Every record must be repeated exactly; omit any pictures they contain.

=== Input ===

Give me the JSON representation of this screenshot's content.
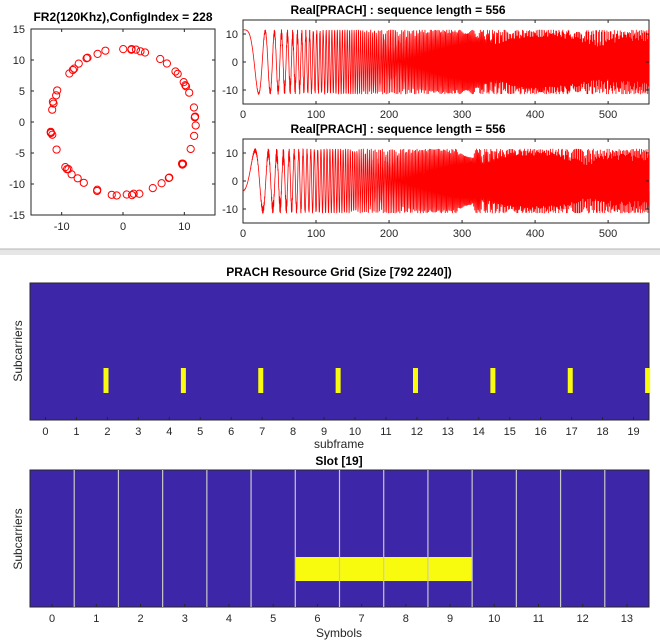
{
  "chart_data": [
    {
      "type": "scatter",
      "title": "FR2(120Khz),ConfigIndex = 228",
      "xlabel": "",
      "ylabel": "",
      "xlim": [
        -15,
        15
      ],
      "ylim": [
        -15,
        15
      ],
      "xticks": [
        "-10",
        "0",
        "10"
      ],
      "yticks": [
        "15",
        "10",
        "5",
        "0",
        "-5",
        "-10",
        "-15"
      ],
      "marker": "circle",
      "color": "#ff0000",
      "radius": 11.8,
      "point_count": 60,
      "grid": false
    },
    {
      "type": "line",
      "title": "Real[PRACH] : sequence length = 556",
      "xlabel": "",
      "ylabel": "",
      "xlim": [
        0,
        556
      ],
      "ylim": [
        -15,
        15
      ],
      "xticks": [
        "0",
        "100",
        "200",
        "300",
        "400",
        "500"
      ],
      "yticks": [
        "10",
        "0",
        "-10"
      ],
      "color": "#ff0000",
      "amplitude": 11.5,
      "grid": false
    },
    {
      "type": "line",
      "title": "Real[PRACH] : sequence length = 556",
      "xlabel": "",
      "ylabel": "",
      "xlim": [
        0,
        556
      ],
      "ylim": [
        -15,
        15
      ],
      "xticks": [
        "0",
        "100",
        "200",
        "300",
        "400",
        "500"
      ],
      "yticks": [
        "10",
        "0",
        "-10"
      ],
      "color": "#ff0000",
      "amplitude": 11.5,
      "grid": false
    },
    {
      "type": "heatmap",
      "title": "PRACH Resource Grid (Size [792 2240])",
      "xlabel": "subframe",
      "ylabel": "Subcarriers",
      "xlim": [
        -0.5,
        19.5
      ],
      "xticks": [
        "0",
        "1",
        "2",
        "3",
        "4",
        "5",
        "6",
        "7",
        "8",
        "9",
        "10",
        "11",
        "12",
        "13",
        "14",
        "15",
        "16",
        "17",
        "18",
        "19"
      ],
      "background_color": "#3d26a8",
      "highlight_color": "#f9fb0e",
      "prach_subframes": [
        1.875,
        4.375,
        6.875,
        9.375,
        11.875,
        14.375,
        16.875,
        19.375
      ],
      "grid": false
    },
    {
      "type": "heatmap",
      "title": "Slot [19]",
      "xlabel": "Symbols",
      "ylabel": "Subcarriers",
      "xlim": [
        -0.5,
        13.5
      ],
      "xticks": [
        "0",
        "1",
        "2",
        "3",
        "4",
        "5",
        "6",
        "7",
        "8",
        "9",
        "10",
        "11",
        "12",
        "13"
      ],
      "background_color": "#3d26a8",
      "highlight_color": "#f9fb0e",
      "symbol_boundary_color": "#c8c8c8",
      "prach_symbols": [
        6,
        7,
        8,
        9
      ],
      "grid": false
    }
  ]
}
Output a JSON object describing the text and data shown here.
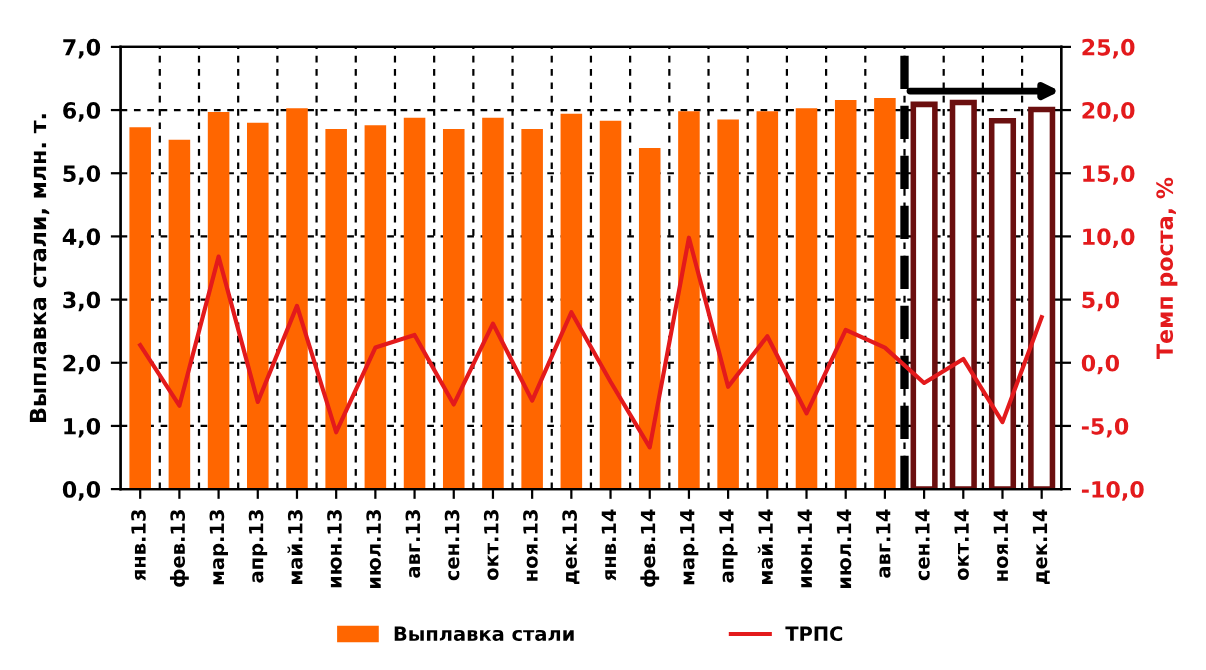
{
  "chart_data": {
    "type": "bar",
    "categories": [
      "янв.13",
      "фев.13",
      "мар.13",
      "апр.13",
      "май.13",
      "июн.13",
      "июл.13",
      "авг.13",
      "сен.13",
      "окт.13",
      "ноя.13",
      "дек.13",
      "янв.14",
      "фев.14",
      "мар.14",
      "апр.14",
      "май.14",
      "июн.14",
      "июл.14",
      "авг.14",
      "сен.14",
      "окт.14",
      "ноя.14",
      "дек.14"
    ],
    "series": [
      {
        "name": "Выплавка стали",
        "color": "#ff6600",
        "colors": [
          "#ff6600",
          "#ff6600",
          "#ff6600",
          "#ff6600",
          "#ff6600",
          "#ff6600",
          "#ff6600",
          "#ff6600",
          "#ff6600",
          "#ff6600",
          "#ff6600",
          "#ff6600",
          "#ff6600",
          "#ff6600",
          "#ff6600",
          "#ff6600",
          "#ff6600",
          "#ff6600",
          "#ff6600",
          "#ff6600",
          "#6b0f0f",
          "#6b0f0f",
          "#6b0f0f",
          "#6b0f0f"
        ],
        "values": [
          5.73,
          5.53,
          5.97,
          5.8,
          6.03,
          5.7,
          5.76,
          5.88,
          5.7,
          5.88,
          5.7,
          5.94,
          5.83,
          5.4,
          5.98,
          5.85,
          5.98,
          6.03,
          6.16,
          6.19,
          6.09,
          6.12,
          5.83,
          6.01
        ]
      },
      {
        "name": "ТРПС",
        "type": "line",
        "axis": "y2",
        "color": "#e31a1c",
        "values": [
          1.4,
          -3.4,
          8.4,
          -3.1,
          4.5,
          -5.5,
          1.2,
          2.2,
          -3.3,
          3.1,
          -3.0,
          4.0,
          -1.5,
          -6.7,
          9.9,
          -1.9,
          2.1,
          -4.0,
          2.6,
          1.2,
          -1.6,
          0.3,
          -4.7,
          3.6
        ]
      }
    ],
    "ylabel": "Выплавка стали, млн. т.",
    "y2label": "Темп роста, %",
    "ylim": [
      0,
      7
    ],
    "yticks": [
      {
        "value": 0,
        "label": "0,0"
      },
      {
        "value": 1,
        "label": "1,0"
      },
      {
        "value": 2,
        "label": "2,0"
      },
      {
        "value": 3,
        "label": "3,0"
      },
      {
        "value": 4,
        "label": "4,0"
      },
      {
        "value": 5,
        "label": "5,0"
      },
      {
        "value": 6,
        "label": "6,0"
      },
      {
        "value": 7,
        "label": "7,0"
      }
    ],
    "y2lim": [
      -10,
      25
    ],
    "y2ticks": [
      {
        "value": -10,
        "label": "-10,0"
      },
      {
        "value": -5,
        "label": "-5,0"
      },
      {
        "value": 0,
        "label": "0,0"
      },
      {
        "value": 5,
        "label": "5,0"
      },
      {
        "value": 10,
        "label": "10,0"
      },
      {
        "value": 15,
        "label": "15,0"
      },
      {
        "value": 20,
        "label": "20,0"
      },
      {
        "value": 25,
        "label": "25,0"
      }
    ],
    "ref_lines": [
      {
        "axis": "x",
        "value": "сен.14",
        "color": "#000000",
        "line_style": "dashed"
      }
    ],
    "grid": true,
    "legend": "bottom"
  }
}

===

__Reply__
Give me the JSON representation of this screenshot's content.
{
  "chart_data": [
    {
      "type": "scatter",
      "title": "FR2(120Khz),ConfigIndex = 228",
      "xlabel": "",
      "ylabel": "",
      "xlim": [
        -15,
        15
      ],
      "ylim": [
        -15,
        15
      ],
      "xticks": [
        "-10",
        "0",
        "10"
      ],
      "yticks": [
        "15",
        "10",
        "5",
        "0",
        "-5",
        "-10",
        "-15"
      ],
      "marker": "circle",
      "color": "#ff0000",
      "radius": 11.8,
      "point_count": 60,
      "grid": false
    },
    {
      "type": "line",
      "title": "Real[PRACH] : sequence length = 556",
      "xlabel": "",
      "ylabel": "",
      "xlim": [
        0,
        556
      ],
      "ylim": [
        -15,
        15
      ],
      "xticks": [
        "0",
        "100",
        "200",
        "300",
        "400",
        "500"
      ],
      "yticks": [
        "10",
        "0",
        "-10"
      ],
      "color": "#ff0000",
      "amplitude": 11.5,
      "grid": false
    },
    {
      "type": "line",
      "title": "Real[PRACH] : sequence length = 556",
      "xlabel": "",
      "ylabel": "",
      "xlim": [
        0,
        556
      ],
      "ylim": [
        -15,
        15
      ],
      "xticks": [
        "0",
        "100",
        "200",
        "300",
        "400",
        "500"
      ],
      "yticks": [
        "10",
        "0",
        "-10"
      ],
      "color": "#ff0000",
      "amplitude": 11.5,
      "grid": false
    },
    {
      "type": "heatmap",
      "title": "PRACH Resource Grid (Size [792 2240])",
      "xlabel": "subframe",
      "ylabel": "Subcarriers",
      "xlim": [
        -0.5,
        19.5
      ],
      "xticks": [
        "0",
        "1",
        "2",
        "3",
        "4",
        "5",
        "6",
        "7",
        "8",
        "9",
        "10",
        "11",
        "12",
        "13",
        "14",
        "15",
        "16",
        "17",
        "18",
        "19"
      ],
      "background_color": "#3d26a8",
      "highlight_color": "#f9fb0e",
      "prach_subframes": [
        1.875,
        4.375,
        6.875,
        9.375,
        11.875,
        14.375,
        16.875,
        19.375
      ],
      "grid": false
    },
    {
      "type": "heatmap",
      "title": "Slot [19]",
      "xlabel": "Symbols",
      "ylabel": "Subcarriers",
      "xlim": [
        -0.5,
        13.5
      ],
      "xticks": [
        "0",
        "1",
        "2",
        "3",
        "4",
        "5",
        "6",
        "7",
        "8",
        "9",
        "10",
        "11",
        "12",
        "13"
      ],
      "background_color": "#3d26a8",
      "highlight_color": "#f9fb0e",
      "symbol_boundary_color": "#c8c8c8",
      "prach_symbols": [
        6,
        7,
        8,
        9
      ],
      "grid": false
    }
  ]
}
Output a JSON object describing the text and data shown here.
{
  "chart_data": {
    "type": "bar",
    "categories": [
      "янв.13",
      "фев.13",
      "мар.13",
      "апр.13",
      "май.13",
      "июн.13",
      "июл.13",
      "авг.13",
      "сен.13",
      "окт.13",
      "ноя.13",
      "дек.13",
      "янв.14",
      "фев.14",
      "мар.14",
      "апр.14",
      "май.14",
      "июн.14",
      "июл.14",
      "авг.14",
      "сен.14",
      "окт.14",
      "ноя.14",
      "дек.14"
    ],
    "series": [
      {
        "name": "Выплавка стали",
        "color": "#ff6600",
        "colors": [
          "#ff6600",
          "#ff6600",
          "#ff6600",
          "#ff6600",
          "#ff6600",
          "#ff6600",
          "#ff6600",
          "#ff6600",
          "#ff6600",
          "#ff6600",
          "#ff6600",
          "#ff6600",
          "#ff6600",
          "#ff6600",
          "#ff6600",
          "#ff6600",
          "#ff6600",
          "#ff6600",
          "#ff6600",
          "#ff6600",
          "#6b0f0f",
          "#6b0f0f",
          "#6b0f0f",
          "#6b0f0f"
        ],
        "values": [
          5.73,
          5.53,
          5.97,
          5.8,
          6.03,
          5.7,
          5.76,
          5.88,
          5.7,
          5.88,
          5.7,
          5.94,
          5.83,
          5.4,
          5.98,
          5.85,
          5.98,
          6.03,
          6.16,
          6.19,
          6.09,
          6.12,
          5.83,
          6.01
        ]
      },
      {
        "name": "ТРПС",
        "type": "line",
        "axis": "y2",
        "color": "#e31a1c",
        "values": [
          1.4,
          -3.4,
          8.4,
          -3.1,
          4.5,
          -5.5,
          1.2,
          2.2,
          -3.3,
          3.1,
          -3.0,
          4.0,
          -1.5,
          -6.7,
          9.9,
          -1.9,
          2.1,
          -4.0,
          2.6,
          1.2,
          -1.6,
          0.3,
          -4.7,
          3.6
        ]
      }
    ],
    "ylabel": "Выплавка стали, млн. т.",
    "y2label": "Темп роста, %",
    "ylim": [
      0,
      7
    ],
    "yticks": [
      {
        "value": 0,
        "label": "0,0"
      },
      {
        "value": 1,
        "label": "1,0"
      },
      {
        "value": 2,
        "label": "2,0"
      },
      {
        "value": 3,
        "label": "3,0"
      },
      {
        "value": 4,
        "label": "4,0"
      },
      {
        "value": 5,
        "label": "5,0"
      },
      {
        "value": 6,
        "label": "6,0"
      },
      {
        "value": 7,
        "label": "7,0"
      }
    ],
    "y2lim": [
      -10,
      25
    ],
    "y2ticks": [
      {
        "value": -10,
        "label": "-10,0"
      },
      {
        "value": -5,
        "label": "-5,0"
      },
      {
        "value": 0,
        "label": "0,0"
      },
      {
        "value": 5,
        "label": "5,0"
      },
      {
        "value": 10,
        "label": "10,0"
      },
      {
        "value": 15,
        "label": "15,0"
      },
      {
        "value": 20,
        "label": "20,0"
      },
      {
        "value": 25,
        "label": "25,0"
      }
    ],
    "ref_lines": [
      {
        "axis": "x",
        "value": "сен.14",
        "color": "#000000",
        "line_style": "dashed"
      }
    ],
    "grid": true,
    "legend": "bottom"
  }
}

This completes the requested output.